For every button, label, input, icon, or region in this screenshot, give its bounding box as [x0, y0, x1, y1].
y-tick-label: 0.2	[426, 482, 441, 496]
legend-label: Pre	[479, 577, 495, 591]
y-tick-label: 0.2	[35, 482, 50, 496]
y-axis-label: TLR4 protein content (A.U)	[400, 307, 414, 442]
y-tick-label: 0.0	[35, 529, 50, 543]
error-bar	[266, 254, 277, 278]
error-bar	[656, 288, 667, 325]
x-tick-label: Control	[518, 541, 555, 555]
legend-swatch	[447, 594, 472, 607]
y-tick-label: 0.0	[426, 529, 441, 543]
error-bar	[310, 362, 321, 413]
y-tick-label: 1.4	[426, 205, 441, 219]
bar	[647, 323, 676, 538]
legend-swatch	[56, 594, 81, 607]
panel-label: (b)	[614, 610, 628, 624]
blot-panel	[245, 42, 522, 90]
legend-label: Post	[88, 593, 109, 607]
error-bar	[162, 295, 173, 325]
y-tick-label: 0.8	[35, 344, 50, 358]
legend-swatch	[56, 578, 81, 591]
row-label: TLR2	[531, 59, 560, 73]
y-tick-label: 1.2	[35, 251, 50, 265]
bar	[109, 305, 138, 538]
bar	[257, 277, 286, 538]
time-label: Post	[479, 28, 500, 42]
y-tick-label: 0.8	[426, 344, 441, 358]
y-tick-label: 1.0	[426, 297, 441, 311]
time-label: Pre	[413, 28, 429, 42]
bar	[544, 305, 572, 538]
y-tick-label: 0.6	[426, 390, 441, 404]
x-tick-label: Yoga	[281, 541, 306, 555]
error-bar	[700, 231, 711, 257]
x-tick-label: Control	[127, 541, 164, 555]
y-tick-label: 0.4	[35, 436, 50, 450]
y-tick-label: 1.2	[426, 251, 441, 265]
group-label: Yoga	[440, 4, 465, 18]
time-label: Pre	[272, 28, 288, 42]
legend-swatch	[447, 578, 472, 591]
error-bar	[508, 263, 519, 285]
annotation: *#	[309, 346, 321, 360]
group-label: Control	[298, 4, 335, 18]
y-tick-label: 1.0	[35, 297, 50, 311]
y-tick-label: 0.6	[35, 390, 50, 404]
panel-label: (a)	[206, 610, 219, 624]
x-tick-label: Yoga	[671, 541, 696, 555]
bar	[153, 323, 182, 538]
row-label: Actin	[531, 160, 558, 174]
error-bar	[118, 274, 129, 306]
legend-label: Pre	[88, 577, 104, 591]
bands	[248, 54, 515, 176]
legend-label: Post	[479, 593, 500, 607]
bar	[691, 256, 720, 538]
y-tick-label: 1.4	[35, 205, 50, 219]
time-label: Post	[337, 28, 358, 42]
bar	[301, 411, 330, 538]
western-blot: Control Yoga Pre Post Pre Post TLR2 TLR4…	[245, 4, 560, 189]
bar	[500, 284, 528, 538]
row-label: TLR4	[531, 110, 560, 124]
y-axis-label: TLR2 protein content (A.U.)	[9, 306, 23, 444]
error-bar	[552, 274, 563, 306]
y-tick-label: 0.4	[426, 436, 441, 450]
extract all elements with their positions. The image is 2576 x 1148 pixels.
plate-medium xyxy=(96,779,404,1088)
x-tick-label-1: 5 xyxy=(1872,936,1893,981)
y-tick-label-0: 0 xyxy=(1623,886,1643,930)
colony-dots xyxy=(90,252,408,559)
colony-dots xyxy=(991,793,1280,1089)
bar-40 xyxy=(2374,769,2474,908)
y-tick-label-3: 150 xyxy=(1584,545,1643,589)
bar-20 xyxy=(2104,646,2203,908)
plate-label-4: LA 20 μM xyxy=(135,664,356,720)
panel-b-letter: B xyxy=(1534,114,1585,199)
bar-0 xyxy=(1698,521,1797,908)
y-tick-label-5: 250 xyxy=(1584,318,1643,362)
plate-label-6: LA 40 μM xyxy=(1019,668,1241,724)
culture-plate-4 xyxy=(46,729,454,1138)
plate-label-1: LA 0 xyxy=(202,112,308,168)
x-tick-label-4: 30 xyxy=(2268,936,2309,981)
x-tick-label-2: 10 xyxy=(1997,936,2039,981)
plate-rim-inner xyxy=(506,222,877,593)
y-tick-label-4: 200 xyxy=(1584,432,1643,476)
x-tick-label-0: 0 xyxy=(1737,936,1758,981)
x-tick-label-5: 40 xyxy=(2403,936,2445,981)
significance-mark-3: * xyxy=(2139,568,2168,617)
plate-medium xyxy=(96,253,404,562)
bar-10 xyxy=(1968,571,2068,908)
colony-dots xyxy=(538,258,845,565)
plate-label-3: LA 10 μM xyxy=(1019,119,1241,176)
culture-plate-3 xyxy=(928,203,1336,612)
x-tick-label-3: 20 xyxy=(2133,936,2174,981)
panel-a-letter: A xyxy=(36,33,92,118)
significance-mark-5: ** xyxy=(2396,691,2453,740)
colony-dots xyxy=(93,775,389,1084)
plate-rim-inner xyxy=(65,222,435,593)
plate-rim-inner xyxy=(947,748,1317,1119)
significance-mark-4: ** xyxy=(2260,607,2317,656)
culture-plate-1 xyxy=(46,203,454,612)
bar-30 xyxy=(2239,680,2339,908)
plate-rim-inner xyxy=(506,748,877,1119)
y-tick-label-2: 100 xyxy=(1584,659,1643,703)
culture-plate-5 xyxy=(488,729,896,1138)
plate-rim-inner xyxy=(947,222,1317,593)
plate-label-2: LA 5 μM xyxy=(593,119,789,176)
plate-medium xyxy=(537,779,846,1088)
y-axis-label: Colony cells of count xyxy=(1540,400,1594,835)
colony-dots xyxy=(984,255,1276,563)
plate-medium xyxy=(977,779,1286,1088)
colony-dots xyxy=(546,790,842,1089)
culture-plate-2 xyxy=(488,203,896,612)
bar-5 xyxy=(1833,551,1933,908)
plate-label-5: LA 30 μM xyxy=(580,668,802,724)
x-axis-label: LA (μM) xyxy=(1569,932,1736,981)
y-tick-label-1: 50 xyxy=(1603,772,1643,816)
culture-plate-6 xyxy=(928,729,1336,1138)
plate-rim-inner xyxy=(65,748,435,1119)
________________
Aim of the exercise:
The data must be duplicated exactly, with nothing left out.

Expected answer:
For every button, label, input, icon, or region in this screenshot, give its bounding box as [x0, y0, x1, y1].
y-tick-label: 0.2	[426, 482, 441, 496]
legend-label: Pre	[479, 577, 495, 591]
y-tick-label: 0.2	[35, 482, 50, 496]
y-axis-label: TLR4 protein content (A.U)	[400, 307, 414, 442]
y-tick-label: 0.0	[35, 529, 50, 543]
error-bar	[266, 254, 277, 278]
error-bar	[656, 288, 667, 325]
x-tick-label: Control	[518, 541, 555, 555]
legend-swatch	[447, 594, 472, 607]
y-tick-label: 0.0	[426, 529, 441, 543]
error-bar	[310, 362, 321, 413]
y-tick-label: 1.4	[426, 205, 441, 219]
bar	[647, 323, 676, 538]
legend-swatch	[56, 594, 81, 607]
panel-label: (b)	[614, 610, 628, 624]
blot-panel	[245, 42, 522, 90]
legend-label: Post	[88, 593, 109, 607]
error-bar	[162, 295, 173, 325]
y-tick-label: 0.8	[35, 344, 50, 358]
legend-swatch	[56, 578, 81, 591]
row-label: TLR2	[531, 59, 560, 73]
y-tick-label: 1.2	[35, 251, 50, 265]
bar	[109, 305, 138, 538]
bar	[257, 277, 286, 538]
time-label: Post	[479, 28, 500, 42]
y-tick-label: 0.8	[426, 344, 441, 358]
y-tick-label: 1.0	[426, 297, 441, 311]
time-label: Pre	[413, 28, 429, 42]
bar	[544, 305, 572, 538]
y-tick-label: 0.6	[426, 390, 441, 404]
x-tick-label: Yoga	[281, 541, 306, 555]
error-bar	[700, 231, 711, 257]
x-tick-label: Control	[127, 541, 164, 555]
y-tick-label: 0.4	[35, 436, 50, 450]
y-tick-label: 1.2	[426, 251, 441, 265]
group-label: Yoga	[440, 4, 465, 18]
time-label: Pre	[272, 28, 288, 42]
legend-swatch	[447, 578, 472, 591]
error-bar	[508, 263, 519, 285]
annotation: *#	[309, 346, 321, 360]
group-label: Control	[298, 4, 335, 18]
y-tick-label: 1.0	[35, 297, 50, 311]
y-tick-label: 0.6	[35, 390, 50, 404]
panel-label: (a)	[206, 610, 219, 624]
x-tick-label: Yoga	[671, 541, 696, 555]
bar	[153, 323, 182, 538]
row-label: Actin	[531, 160, 558, 174]
error-bar	[118, 274, 129, 306]
legend-label: Pre	[88, 577, 104, 591]
bands	[248, 54, 515, 176]
legend-label: Post	[479, 593, 500, 607]
bar	[691, 256, 720, 538]
y-tick-label: 1.4	[35, 205, 50, 219]
time-label: Post	[337, 28, 358, 42]
bar	[301, 411, 330, 538]
western-blot: Control Yoga Pre Post Pre Post TLR2 TLR4…	[245, 4, 560, 189]
bar	[500, 284, 528, 538]
row-label: TLR4	[531, 110, 560, 124]
y-axis-label: TLR2 protein content (A.U.)	[9, 306, 23, 444]
error-bar	[552, 274, 563, 306]
y-tick-label: 0.4	[426, 436, 441, 450]
extract all elements with their positions. The image is 2576 x 1148 pixels.
plate-medium xyxy=(96,779,404,1088)
x-tick-label-1: 5 xyxy=(1872,936,1893,981)
y-tick-label-0: 0 xyxy=(1623,886,1643,930)
colony-dots xyxy=(90,252,408,559)
colony-dots xyxy=(991,793,1280,1089)
bar-40 xyxy=(2374,769,2474,908)
y-tick-label-3: 150 xyxy=(1584,545,1643,589)
bar-20 xyxy=(2104,646,2203,908)
plate-label-4: LA 20 μM xyxy=(135,664,356,720)
panel-b-letter: B xyxy=(1534,114,1585,199)
bar-0 xyxy=(1698,521,1797,908)
y-tick-label-5: 250 xyxy=(1584,318,1643,362)
plate-label-6: LA 40 μM xyxy=(1019,668,1241,724)
culture-plate-4 xyxy=(46,729,454,1138)
plate-label-1: LA 0 xyxy=(202,112,308,168)
x-tick-label-4: 30 xyxy=(2268,936,2309,981)
x-tick-label-2: 10 xyxy=(1997,936,2039,981)
plate-rim-inner xyxy=(506,222,877,593)
y-tick-label-4: 200 xyxy=(1584,432,1643,476)
x-tick-label-0: 0 xyxy=(1737,936,1758,981)
x-tick-label-5: 40 xyxy=(2403,936,2445,981)
significance-mark-3: * xyxy=(2139,568,2168,617)
plate-medium xyxy=(96,253,404,562)
bar-10 xyxy=(1968,571,2068,908)
colony-dots xyxy=(538,258,845,565)
plate-label-3: LA 10 μM xyxy=(1019,119,1241,176)
culture-plate-3 xyxy=(928,203,1336,612)
x-tick-label-3: 20 xyxy=(2133,936,2174,981)
panel-a-letter: A xyxy=(36,33,92,118)
significance-mark-5: ** xyxy=(2396,691,2453,740)
colony-dots xyxy=(93,775,389,1084)
plate-rim-inner xyxy=(65,222,435,593)
plate-rim-inner xyxy=(947,748,1317,1119)
significance-mark-4: ** xyxy=(2260,607,2317,656)
culture-plate-1 xyxy=(46,203,454,612)
bar-30 xyxy=(2239,680,2339,908)
plate-rim-inner xyxy=(506,748,877,1119)
y-tick-label-2: 100 xyxy=(1584,659,1643,703)
culture-plate-5 xyxy=(488,729,896,1138)
plate-rim-inner xyxy=(947,222,1317,593)
plate-label-2: LA 5 μM xyxy=(593,119,789,176)
plate-medium xyxy=(537,779,846,1088)
y-axis-label: Colony cells of count xyxy=(1540,400,1594,835)
colony-dots xyxy=(984,255,1276,563)
plate-medium xyxy=(977,779,1286,1088)
colony-dots xyxy=(546,790,842,1089)
culture-plate-2 xyxy=(488,203,896,612)
bar-5 xyxy=(1833,551,1933,908)
plate-label-5: LA 30 μM xyxy=(580,668,802,724)
x-axis-label: LA (μM) xyxy=(1569,932,1736,981)
y-tick-label-1: 50 xyxy=(1603,772,1643,816)
culture-plate-6 xyxy=(928,729,1336,1138)
plate-rim-inner xyxy=(65,748,435,1119)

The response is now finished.